→ Items from a data source:
..............................

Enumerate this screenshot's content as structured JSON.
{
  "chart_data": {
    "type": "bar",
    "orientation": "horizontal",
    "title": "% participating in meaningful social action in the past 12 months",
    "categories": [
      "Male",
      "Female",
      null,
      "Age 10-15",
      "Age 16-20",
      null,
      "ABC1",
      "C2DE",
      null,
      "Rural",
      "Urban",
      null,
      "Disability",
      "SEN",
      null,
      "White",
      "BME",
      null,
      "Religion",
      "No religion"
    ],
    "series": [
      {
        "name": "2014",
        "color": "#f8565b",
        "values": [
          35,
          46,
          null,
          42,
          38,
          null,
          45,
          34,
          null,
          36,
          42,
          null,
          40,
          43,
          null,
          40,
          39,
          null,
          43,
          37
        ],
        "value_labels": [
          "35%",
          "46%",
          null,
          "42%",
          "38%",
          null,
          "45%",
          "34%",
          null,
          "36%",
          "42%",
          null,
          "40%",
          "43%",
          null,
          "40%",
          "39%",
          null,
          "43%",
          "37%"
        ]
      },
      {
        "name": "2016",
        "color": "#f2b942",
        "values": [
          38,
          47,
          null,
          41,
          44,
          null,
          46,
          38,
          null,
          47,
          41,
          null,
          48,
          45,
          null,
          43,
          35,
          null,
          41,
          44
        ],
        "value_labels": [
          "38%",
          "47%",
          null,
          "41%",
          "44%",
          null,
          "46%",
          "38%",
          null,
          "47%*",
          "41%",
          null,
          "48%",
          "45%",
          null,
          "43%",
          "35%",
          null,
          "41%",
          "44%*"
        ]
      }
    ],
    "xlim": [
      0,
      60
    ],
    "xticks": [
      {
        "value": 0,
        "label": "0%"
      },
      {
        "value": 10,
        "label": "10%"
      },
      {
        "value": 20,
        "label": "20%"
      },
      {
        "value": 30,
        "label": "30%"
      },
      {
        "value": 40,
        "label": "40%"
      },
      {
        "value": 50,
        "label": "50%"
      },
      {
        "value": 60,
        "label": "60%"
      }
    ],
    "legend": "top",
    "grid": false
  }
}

..............................

→ WRITTEN PROBLEM: Copy out the whole listing exactly as written.

→ EXPECTED ANSWER:
Enumerate this screenshot's content as structured JSON.
{
  "chart_data": {
    "type": "bar",
    "orientation": "horizontal",
    "title": "% participating in meaningful social action in the past 12 months",
    "categories": [
      "Male",
      "Female",
      null,
      "Age 10-15",
      "Age 16-20",
      null,
      "ABC1",
      "C2DE",
      null,
      "Rural",
      "Urban",
      null,
      "Disability",
      "SEN",
      null,
      "White",
      "BME",
      null,
      "Religion",
      "No religion"
    ],
    "series": [
      {
        "name": "2014",
        "color": "#f8565b",
        "values": [
          35,
          46,
          null,
          42,
          38,
          null,
          45,
          34,
          null,
          36,
          42,
          null,
          40,
          43,
          null,
          40,
          39,
          null,
          43,
          37
        ],
        "value_labels": [
          "35%",
          "46%",
          null,
          "42%",
          "38%",
          null,
          "45%",
          "34%",
          null,
          "36%",
          "42%",
          null,
          "40%",
          "43%",
          null,
          "40%",
          "39%",
          null,
          "43%",
          "37%"
        ]
      },
      {
        "name": "2016",
        "color": "#f2b942",
        "values": [
          38,
          47,
          null,
          41,
          44,
          null,
          46,
          38,
          null,
          47,
          41,
          null,
          48,
          45,
          null,
          43,
          35,
          null,
          41,
          44
        ],
        "value_labels": [
          "38%",
          "47%",
          null,
          "41%",
          "44%",
          null,
          "46%",
          "38%",
          null,
          "47%*",
          "41%",
          null,
          "48%",
          "45%",
          null,
          "43%",
          "35%",
          null,
          "41%",
          "44%*"
        ]
      }
    ],
    "xlim": [
      0,
      60
    ],
    "xticks": [
      {
        "value": 0,
        "label": "0%"
      },
      {
        "value": 10,
        "label": "10%"
      },
      {
        "value": 20,
        "label": "20%"
      },
      {
        "value": 30,
        "label": "30%"
      },
      {
        "value": 40,
        "label": "40%"
      },
      {
        "value": 50,
        "label": "50%"
      },
      {
        "value": 60,
        "label": "60%"
      }
    ],
    "legend": "top",
    "grid": false
  }
}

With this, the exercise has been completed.